## START RECORD SET
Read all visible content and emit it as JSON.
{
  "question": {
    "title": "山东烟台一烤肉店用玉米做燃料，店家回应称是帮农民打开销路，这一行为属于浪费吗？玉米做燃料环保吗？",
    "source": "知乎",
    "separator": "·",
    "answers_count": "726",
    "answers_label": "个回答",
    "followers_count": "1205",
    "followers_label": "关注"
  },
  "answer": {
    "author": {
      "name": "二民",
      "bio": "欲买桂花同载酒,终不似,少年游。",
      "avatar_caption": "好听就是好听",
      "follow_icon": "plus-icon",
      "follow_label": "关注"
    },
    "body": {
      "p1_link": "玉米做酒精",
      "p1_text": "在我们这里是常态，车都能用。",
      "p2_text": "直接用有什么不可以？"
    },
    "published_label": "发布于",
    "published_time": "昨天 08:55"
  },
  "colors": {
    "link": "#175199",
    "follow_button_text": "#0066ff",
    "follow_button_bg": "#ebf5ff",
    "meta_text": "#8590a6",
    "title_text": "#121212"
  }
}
## END RECORD SET
## START RECORD SET
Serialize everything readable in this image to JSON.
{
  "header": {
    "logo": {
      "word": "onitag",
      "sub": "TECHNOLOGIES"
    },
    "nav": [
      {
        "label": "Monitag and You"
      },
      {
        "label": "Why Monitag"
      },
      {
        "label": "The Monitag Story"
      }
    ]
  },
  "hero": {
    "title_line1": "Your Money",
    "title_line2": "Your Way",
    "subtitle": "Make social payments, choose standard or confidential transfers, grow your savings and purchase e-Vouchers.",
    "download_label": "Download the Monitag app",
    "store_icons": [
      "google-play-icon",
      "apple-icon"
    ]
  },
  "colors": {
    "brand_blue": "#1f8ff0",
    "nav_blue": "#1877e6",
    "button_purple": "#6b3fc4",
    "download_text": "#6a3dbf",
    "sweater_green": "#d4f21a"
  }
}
## END RECORD SET
◆ WHAT TO DO:
Select all lines with the word "JSON" from the entries above.

◆ FINISHED EXERCISE:
Read all visible content and emit it as JSON.
Serialize everything readable in this image to JSON.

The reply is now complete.